═════ RAW DATA ═════

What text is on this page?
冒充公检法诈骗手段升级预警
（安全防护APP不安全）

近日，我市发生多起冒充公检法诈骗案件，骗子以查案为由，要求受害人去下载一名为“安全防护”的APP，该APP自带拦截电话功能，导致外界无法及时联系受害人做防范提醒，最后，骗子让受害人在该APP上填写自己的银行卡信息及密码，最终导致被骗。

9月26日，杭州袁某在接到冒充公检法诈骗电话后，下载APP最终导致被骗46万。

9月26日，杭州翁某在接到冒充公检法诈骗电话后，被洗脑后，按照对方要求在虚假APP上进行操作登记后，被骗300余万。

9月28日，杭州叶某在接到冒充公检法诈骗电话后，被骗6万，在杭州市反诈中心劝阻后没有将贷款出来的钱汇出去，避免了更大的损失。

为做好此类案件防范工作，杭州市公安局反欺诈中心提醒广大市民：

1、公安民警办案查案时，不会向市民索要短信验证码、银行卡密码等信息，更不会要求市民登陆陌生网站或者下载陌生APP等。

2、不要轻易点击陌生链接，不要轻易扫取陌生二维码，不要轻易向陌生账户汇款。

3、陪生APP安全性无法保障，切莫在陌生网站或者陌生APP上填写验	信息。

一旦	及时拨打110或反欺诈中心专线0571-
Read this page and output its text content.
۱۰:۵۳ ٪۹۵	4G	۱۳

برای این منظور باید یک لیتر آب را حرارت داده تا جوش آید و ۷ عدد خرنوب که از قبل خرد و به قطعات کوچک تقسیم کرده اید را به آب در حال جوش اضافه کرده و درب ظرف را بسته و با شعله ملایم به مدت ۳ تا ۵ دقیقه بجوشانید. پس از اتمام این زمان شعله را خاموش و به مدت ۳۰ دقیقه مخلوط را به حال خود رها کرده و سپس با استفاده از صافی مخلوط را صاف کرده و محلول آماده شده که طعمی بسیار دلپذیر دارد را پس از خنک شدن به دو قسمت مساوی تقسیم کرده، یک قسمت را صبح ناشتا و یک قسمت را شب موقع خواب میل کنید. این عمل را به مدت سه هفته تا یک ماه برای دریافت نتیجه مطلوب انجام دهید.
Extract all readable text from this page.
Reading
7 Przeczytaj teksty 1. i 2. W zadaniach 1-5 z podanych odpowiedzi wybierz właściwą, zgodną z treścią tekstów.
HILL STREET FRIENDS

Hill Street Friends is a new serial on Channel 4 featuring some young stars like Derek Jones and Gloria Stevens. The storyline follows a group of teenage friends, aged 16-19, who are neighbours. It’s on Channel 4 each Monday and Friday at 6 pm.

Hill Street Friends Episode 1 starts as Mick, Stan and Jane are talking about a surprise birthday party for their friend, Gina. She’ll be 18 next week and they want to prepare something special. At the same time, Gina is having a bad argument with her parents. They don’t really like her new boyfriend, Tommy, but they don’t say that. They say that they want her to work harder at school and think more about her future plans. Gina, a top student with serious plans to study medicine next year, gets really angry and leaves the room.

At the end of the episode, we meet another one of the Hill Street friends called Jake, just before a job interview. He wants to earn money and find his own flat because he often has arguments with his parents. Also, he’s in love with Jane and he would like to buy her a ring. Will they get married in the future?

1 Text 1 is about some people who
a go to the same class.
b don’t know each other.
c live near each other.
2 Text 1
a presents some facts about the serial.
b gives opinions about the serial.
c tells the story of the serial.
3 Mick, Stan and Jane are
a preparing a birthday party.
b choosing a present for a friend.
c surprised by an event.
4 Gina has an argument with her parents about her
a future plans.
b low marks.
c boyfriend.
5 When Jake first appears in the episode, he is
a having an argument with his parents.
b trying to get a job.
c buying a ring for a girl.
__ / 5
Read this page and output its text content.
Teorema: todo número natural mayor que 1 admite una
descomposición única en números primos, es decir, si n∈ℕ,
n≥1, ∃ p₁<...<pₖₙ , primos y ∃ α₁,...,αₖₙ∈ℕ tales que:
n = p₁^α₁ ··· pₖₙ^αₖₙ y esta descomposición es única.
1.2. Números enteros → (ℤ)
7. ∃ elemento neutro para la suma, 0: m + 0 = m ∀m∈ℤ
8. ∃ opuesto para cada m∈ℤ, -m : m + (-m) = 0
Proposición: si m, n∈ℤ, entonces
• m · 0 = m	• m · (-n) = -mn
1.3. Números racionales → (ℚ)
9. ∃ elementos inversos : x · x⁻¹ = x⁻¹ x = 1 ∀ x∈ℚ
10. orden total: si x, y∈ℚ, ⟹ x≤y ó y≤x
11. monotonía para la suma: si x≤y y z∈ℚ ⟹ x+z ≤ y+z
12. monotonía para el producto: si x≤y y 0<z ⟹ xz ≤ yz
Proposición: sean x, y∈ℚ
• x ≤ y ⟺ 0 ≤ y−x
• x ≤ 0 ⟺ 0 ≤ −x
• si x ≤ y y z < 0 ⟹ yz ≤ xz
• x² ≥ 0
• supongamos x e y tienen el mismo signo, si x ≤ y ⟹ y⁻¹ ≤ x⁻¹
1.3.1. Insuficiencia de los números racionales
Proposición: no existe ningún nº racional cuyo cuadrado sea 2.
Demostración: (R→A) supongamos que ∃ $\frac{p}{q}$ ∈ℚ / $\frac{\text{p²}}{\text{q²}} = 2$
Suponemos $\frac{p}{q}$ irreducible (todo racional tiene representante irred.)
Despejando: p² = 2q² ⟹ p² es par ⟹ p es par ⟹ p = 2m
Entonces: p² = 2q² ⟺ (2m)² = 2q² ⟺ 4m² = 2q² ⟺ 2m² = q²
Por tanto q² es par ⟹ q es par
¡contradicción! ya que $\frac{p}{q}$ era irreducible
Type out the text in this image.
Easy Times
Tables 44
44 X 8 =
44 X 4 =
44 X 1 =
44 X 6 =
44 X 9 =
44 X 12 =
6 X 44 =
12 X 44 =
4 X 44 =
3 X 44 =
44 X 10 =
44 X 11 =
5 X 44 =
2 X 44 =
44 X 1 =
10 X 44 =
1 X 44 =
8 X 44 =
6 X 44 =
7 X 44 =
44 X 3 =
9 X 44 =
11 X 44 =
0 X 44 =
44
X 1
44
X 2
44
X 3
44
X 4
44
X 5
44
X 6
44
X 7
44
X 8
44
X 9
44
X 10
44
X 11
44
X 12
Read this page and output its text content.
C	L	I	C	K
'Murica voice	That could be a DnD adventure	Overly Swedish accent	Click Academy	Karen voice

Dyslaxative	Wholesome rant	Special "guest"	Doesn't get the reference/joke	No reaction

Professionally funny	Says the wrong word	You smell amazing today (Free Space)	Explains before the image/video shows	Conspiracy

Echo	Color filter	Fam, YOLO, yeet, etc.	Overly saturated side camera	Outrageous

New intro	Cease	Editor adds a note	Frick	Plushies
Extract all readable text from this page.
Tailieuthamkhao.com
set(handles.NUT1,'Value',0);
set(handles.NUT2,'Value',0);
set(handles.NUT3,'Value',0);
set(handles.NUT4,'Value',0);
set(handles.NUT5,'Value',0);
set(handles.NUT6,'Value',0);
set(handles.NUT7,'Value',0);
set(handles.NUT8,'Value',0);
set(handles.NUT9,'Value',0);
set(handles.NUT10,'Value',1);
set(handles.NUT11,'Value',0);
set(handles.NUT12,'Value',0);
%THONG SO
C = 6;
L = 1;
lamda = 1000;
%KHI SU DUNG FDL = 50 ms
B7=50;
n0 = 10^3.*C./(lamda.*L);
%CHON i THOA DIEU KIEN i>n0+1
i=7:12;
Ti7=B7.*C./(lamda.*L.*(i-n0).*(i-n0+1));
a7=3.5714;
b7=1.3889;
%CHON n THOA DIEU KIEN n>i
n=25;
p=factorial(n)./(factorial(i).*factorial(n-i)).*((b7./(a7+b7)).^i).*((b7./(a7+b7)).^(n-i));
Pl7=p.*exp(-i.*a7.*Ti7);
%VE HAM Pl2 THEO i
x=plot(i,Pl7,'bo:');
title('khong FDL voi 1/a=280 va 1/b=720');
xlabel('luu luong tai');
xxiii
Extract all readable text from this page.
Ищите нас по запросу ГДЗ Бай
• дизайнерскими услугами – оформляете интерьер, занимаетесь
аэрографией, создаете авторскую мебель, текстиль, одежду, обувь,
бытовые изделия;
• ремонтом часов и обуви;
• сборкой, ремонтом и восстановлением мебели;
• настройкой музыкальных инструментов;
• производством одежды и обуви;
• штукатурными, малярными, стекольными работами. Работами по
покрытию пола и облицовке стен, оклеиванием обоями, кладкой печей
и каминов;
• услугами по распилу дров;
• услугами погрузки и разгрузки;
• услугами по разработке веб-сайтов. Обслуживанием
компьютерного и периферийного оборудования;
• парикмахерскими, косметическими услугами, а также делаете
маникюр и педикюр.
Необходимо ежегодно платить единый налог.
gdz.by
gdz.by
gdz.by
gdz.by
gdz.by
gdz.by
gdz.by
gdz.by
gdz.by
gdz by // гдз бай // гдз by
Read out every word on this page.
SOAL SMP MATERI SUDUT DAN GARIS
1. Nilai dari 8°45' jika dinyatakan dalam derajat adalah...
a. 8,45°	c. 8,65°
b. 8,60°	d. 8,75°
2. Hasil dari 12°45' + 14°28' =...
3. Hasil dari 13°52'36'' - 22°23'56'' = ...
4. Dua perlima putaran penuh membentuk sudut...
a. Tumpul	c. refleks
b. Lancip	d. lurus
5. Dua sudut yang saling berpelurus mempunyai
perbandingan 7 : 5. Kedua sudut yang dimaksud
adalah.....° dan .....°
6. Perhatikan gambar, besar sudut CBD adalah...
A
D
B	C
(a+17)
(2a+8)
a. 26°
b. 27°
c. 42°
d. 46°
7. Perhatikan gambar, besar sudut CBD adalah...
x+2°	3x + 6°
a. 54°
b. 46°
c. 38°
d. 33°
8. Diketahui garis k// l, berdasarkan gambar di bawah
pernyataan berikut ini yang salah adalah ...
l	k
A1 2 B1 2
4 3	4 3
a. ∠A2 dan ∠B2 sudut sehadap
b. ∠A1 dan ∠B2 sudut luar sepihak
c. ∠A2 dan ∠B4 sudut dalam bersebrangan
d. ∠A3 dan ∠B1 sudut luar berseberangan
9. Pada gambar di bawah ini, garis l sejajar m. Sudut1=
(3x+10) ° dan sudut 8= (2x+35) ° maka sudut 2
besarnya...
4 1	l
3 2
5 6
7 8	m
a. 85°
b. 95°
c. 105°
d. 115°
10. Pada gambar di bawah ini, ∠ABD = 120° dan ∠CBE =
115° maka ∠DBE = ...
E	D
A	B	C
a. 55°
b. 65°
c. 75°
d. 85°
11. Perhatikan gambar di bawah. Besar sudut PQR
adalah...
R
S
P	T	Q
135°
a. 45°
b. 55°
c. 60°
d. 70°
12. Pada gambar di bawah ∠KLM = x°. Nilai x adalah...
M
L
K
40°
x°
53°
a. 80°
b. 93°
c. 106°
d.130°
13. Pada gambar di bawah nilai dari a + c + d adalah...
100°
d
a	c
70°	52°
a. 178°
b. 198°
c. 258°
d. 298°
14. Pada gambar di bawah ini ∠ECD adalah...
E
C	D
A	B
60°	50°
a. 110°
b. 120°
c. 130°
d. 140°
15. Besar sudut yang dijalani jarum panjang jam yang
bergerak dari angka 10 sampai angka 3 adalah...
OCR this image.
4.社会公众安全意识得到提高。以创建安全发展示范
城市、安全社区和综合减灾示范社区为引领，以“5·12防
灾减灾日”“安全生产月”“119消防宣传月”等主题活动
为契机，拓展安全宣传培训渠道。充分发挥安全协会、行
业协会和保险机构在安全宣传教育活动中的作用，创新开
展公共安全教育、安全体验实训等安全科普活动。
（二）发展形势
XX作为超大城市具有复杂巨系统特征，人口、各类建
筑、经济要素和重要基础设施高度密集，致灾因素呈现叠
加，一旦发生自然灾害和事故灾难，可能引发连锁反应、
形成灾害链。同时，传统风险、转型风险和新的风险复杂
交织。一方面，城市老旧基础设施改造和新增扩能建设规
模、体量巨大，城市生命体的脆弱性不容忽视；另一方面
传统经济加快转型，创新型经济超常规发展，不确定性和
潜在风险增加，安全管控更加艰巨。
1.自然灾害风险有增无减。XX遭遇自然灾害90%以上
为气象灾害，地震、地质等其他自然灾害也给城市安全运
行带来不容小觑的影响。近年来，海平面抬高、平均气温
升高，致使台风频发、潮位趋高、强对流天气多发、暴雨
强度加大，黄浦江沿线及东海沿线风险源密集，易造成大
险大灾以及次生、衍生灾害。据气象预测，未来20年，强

═════

TASK DETAILS ▸
Check every line in the material above for the string "CHON", then give only the number of lines that have it.

RESULT ▸
2